● INSTRUCTION
Return the number of lines in which the word "MWAJUMA" appears; add nothing else.

--------

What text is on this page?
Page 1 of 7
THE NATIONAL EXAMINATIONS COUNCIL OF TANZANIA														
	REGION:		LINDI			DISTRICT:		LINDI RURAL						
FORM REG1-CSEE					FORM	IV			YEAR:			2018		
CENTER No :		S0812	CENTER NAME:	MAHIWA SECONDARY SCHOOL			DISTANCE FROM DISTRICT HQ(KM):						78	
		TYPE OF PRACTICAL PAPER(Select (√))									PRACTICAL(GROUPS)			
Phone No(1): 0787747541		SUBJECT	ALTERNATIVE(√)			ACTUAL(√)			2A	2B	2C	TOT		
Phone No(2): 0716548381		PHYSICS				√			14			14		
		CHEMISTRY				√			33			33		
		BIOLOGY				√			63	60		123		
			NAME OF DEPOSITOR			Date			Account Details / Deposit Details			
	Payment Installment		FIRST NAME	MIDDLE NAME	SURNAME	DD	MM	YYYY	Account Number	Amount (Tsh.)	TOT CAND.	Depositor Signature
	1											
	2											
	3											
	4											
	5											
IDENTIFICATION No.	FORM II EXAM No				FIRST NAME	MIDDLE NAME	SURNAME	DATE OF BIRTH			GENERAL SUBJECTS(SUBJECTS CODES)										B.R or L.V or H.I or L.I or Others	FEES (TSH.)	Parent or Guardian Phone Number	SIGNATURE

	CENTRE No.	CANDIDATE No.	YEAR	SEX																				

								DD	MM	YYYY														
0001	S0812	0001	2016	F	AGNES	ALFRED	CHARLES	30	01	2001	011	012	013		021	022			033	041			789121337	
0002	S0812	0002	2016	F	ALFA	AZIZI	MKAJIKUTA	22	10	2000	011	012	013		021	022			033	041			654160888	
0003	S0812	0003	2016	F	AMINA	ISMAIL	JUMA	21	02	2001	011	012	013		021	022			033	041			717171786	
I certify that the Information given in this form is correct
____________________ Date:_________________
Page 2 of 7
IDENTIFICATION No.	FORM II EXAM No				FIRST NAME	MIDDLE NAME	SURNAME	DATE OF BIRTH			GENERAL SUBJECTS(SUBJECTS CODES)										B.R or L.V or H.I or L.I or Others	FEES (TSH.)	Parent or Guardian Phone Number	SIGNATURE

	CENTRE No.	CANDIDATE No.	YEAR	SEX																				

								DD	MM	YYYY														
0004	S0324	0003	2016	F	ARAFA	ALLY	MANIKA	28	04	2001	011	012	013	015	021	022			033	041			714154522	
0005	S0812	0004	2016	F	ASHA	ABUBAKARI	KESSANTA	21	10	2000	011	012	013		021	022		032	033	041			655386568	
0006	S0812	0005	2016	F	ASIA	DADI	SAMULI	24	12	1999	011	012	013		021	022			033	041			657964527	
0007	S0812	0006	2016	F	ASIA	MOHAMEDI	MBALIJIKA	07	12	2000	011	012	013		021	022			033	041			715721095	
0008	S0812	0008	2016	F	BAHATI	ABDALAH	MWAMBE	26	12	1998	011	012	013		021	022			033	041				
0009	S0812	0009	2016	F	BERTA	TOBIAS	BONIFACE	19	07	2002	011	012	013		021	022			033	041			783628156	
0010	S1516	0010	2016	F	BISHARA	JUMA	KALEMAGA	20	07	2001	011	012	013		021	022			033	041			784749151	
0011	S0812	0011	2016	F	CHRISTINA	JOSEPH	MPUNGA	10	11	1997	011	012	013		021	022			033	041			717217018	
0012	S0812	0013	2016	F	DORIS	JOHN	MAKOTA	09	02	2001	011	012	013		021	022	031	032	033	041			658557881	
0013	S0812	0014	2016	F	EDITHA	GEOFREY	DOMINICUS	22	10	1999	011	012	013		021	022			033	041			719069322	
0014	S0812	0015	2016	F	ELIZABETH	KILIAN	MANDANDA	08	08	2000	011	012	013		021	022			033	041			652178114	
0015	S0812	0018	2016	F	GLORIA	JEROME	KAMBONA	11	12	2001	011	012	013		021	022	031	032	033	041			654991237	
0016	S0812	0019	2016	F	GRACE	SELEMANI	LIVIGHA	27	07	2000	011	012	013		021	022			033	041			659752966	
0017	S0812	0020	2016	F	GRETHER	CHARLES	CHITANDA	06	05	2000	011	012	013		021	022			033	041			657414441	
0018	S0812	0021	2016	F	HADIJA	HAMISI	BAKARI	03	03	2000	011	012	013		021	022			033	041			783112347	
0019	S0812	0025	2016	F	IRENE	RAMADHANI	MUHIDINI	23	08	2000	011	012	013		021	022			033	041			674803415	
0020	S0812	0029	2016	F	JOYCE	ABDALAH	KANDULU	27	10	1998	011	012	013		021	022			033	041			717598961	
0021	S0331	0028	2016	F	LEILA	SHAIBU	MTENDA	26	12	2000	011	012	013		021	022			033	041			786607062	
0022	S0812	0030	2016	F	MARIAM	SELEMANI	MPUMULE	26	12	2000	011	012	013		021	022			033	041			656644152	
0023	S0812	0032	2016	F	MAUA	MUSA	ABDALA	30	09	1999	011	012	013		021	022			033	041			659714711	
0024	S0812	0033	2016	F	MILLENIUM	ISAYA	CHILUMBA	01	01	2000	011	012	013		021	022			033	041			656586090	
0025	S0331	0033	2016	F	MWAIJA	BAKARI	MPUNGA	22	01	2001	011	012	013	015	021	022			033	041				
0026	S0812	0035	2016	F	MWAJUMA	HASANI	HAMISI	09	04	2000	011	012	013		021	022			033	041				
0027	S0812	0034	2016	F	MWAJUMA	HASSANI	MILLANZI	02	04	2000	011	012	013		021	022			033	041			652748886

--------

● SOLUTION
2